# Provided material
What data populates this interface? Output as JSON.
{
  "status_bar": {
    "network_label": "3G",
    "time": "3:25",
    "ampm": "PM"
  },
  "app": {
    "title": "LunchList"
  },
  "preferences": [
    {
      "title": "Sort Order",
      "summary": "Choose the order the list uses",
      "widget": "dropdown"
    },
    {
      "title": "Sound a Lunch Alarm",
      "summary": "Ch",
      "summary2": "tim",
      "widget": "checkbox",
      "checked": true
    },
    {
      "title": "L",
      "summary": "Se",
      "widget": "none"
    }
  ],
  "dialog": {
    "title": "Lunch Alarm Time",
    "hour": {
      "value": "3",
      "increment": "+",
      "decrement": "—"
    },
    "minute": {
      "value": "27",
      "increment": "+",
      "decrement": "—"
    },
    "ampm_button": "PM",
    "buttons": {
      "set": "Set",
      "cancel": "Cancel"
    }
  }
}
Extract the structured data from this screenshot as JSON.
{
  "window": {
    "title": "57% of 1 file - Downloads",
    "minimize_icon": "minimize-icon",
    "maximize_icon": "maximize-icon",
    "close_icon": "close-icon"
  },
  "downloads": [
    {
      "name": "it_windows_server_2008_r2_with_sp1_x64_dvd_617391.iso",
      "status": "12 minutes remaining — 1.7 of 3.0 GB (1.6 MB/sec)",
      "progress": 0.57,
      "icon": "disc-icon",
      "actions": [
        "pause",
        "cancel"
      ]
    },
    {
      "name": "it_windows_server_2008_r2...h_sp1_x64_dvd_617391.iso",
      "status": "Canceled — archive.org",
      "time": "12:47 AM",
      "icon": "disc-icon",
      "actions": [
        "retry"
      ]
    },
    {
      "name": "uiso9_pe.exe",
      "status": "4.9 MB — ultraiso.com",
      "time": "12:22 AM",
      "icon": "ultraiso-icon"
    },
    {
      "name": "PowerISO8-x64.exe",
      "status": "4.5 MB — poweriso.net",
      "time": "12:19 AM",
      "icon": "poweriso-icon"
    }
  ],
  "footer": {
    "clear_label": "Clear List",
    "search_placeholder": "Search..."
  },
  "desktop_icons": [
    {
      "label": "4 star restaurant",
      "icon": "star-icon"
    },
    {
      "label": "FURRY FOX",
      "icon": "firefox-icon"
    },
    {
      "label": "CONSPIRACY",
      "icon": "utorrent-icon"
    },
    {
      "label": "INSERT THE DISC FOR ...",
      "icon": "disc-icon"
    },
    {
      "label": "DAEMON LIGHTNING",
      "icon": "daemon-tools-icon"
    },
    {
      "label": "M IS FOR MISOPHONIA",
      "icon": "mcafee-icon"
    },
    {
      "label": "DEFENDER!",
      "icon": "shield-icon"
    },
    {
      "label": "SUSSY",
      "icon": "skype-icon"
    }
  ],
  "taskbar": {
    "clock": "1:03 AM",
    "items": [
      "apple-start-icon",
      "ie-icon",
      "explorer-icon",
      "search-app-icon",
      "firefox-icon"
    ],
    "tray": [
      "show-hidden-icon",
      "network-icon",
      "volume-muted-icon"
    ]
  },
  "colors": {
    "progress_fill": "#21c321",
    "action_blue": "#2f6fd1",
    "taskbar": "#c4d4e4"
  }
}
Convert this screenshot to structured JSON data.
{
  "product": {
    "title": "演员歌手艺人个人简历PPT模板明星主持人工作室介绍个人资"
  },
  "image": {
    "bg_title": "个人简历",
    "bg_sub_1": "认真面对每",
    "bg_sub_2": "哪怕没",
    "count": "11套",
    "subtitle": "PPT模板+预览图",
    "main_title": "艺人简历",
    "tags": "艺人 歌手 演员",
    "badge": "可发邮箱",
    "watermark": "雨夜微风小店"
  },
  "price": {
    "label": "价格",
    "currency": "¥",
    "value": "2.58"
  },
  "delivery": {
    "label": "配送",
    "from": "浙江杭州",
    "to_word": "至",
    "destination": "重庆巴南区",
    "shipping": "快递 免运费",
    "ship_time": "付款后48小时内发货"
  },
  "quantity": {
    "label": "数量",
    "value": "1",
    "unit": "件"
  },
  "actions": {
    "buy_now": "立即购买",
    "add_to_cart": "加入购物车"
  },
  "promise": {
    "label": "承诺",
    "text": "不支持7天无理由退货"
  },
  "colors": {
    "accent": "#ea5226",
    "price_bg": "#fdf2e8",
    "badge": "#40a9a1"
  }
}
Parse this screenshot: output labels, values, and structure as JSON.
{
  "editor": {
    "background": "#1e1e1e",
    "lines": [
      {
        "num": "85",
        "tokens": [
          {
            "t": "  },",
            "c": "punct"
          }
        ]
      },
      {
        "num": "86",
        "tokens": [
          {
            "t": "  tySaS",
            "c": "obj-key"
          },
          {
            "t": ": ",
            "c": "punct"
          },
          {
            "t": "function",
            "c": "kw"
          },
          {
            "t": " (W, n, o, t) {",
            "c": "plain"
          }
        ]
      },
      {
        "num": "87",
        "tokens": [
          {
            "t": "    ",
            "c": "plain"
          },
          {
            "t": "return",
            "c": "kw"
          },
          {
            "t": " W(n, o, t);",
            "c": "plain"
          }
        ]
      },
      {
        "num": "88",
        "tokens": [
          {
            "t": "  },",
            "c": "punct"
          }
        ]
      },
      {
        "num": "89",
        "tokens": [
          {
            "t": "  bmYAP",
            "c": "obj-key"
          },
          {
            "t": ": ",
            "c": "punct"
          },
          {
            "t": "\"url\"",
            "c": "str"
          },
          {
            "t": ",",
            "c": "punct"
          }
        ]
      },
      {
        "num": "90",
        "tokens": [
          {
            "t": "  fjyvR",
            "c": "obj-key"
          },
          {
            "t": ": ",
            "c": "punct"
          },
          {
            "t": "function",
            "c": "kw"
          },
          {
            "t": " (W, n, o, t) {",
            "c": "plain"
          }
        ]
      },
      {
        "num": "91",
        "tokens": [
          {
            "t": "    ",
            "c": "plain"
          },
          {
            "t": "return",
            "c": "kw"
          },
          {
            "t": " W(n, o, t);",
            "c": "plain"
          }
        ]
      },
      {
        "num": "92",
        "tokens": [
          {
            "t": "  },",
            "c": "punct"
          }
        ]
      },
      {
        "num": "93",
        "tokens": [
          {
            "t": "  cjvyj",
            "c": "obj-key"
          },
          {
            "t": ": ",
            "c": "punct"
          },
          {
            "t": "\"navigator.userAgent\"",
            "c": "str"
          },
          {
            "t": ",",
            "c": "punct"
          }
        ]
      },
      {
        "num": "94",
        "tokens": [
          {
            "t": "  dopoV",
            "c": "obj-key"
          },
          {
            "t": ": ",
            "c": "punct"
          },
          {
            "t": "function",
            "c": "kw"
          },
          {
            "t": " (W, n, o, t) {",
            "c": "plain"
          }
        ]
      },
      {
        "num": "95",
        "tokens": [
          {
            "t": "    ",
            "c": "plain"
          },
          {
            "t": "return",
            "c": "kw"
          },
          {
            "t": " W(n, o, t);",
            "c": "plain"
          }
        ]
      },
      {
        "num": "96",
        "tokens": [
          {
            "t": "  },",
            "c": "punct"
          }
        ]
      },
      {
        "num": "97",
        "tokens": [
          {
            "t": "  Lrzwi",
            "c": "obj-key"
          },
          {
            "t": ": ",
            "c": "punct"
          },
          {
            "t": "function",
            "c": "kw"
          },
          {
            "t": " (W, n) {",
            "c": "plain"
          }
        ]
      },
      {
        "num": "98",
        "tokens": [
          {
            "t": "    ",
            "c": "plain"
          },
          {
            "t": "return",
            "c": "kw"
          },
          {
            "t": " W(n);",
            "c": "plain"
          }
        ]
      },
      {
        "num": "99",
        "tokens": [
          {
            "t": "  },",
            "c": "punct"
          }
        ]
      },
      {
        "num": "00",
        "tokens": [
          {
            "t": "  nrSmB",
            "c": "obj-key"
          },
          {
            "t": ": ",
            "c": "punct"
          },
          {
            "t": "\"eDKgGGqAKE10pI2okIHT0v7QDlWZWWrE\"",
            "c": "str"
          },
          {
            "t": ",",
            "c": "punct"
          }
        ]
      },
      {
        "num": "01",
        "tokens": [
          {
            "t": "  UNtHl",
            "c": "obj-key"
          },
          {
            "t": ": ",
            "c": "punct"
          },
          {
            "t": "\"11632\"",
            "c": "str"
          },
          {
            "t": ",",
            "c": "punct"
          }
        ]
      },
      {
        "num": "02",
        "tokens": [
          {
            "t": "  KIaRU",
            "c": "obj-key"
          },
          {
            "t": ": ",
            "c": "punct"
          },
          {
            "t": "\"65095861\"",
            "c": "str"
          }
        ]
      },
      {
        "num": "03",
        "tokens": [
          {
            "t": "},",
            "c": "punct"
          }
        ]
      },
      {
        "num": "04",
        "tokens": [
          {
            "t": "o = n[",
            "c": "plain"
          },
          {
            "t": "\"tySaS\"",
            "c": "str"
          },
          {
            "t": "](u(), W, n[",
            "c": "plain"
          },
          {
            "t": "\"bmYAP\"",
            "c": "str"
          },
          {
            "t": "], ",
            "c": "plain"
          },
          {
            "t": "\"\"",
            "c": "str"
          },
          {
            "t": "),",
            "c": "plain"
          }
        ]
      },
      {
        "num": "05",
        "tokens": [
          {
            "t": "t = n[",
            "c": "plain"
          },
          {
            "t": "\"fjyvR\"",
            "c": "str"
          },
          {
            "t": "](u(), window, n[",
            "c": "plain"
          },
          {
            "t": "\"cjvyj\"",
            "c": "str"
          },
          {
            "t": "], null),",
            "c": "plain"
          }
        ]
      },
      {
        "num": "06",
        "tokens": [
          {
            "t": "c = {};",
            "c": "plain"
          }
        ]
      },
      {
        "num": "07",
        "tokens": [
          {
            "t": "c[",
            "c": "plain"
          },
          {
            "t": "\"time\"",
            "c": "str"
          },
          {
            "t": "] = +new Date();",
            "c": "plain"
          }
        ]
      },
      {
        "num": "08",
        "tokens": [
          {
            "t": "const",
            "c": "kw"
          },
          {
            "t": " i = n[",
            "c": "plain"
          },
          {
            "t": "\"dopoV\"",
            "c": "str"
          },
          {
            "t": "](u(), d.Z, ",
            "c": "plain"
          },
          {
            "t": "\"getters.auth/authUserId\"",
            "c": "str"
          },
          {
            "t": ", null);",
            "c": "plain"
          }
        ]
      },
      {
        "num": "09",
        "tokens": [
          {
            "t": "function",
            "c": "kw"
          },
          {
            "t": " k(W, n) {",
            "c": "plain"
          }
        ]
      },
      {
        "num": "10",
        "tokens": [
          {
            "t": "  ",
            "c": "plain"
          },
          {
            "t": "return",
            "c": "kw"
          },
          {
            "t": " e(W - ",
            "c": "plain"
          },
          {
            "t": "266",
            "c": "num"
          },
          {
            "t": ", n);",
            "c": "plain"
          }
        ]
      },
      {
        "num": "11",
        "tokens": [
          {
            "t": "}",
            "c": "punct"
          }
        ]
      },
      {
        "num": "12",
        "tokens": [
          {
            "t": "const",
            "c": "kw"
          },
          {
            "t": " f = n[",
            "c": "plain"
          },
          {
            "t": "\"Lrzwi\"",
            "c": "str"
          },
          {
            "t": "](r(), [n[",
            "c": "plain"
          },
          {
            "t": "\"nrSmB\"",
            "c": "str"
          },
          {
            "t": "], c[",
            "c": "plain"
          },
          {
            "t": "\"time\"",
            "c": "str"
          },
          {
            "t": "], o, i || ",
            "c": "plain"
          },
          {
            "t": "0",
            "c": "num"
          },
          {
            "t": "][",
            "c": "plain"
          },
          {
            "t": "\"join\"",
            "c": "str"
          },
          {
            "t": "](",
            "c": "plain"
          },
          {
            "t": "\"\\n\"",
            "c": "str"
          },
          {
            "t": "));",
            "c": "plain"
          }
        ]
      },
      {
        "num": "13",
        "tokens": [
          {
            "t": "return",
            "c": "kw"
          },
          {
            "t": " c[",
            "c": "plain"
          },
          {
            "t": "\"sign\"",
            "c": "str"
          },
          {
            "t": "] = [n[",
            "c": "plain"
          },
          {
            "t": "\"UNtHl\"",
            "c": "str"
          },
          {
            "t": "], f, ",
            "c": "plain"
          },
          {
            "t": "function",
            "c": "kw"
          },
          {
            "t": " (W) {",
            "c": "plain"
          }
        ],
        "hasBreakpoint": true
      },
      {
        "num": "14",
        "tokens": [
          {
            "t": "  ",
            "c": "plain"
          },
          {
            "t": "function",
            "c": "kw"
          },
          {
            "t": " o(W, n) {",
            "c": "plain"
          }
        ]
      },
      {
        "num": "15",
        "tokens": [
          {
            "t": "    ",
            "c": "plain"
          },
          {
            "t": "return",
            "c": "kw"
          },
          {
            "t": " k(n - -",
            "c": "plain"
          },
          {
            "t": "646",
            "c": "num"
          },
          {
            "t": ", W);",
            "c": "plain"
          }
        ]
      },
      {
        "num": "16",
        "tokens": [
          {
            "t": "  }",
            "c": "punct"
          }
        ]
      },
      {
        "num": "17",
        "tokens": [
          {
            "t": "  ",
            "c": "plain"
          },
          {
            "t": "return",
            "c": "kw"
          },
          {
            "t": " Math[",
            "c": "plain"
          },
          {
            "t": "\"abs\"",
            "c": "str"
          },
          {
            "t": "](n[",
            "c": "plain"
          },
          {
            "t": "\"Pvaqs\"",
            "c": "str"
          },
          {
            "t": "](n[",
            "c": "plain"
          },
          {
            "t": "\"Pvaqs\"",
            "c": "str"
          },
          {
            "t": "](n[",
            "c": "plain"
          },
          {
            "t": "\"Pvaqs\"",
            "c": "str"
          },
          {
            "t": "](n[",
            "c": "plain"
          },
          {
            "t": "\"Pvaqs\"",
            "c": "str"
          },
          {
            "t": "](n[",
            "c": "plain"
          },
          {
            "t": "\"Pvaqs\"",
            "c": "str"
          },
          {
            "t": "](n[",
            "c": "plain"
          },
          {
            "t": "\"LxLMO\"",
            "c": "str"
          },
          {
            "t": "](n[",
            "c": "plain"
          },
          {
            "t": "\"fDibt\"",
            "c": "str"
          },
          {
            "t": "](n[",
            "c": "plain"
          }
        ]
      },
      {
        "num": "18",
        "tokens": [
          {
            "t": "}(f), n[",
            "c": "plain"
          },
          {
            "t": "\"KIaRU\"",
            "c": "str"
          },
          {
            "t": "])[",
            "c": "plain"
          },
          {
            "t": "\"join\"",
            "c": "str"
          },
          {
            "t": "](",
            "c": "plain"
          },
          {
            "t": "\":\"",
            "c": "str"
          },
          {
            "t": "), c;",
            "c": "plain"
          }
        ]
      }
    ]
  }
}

# What is expected
For the listing above, identify each line bearing "this".

# Answer below
What data populates this interface? Output as JSON.
Extract the structured data from this screenshot as JSON.
Convert this screenshot to structured JSON data.
Parse this screenshot: output labels, values, and structure as JSON.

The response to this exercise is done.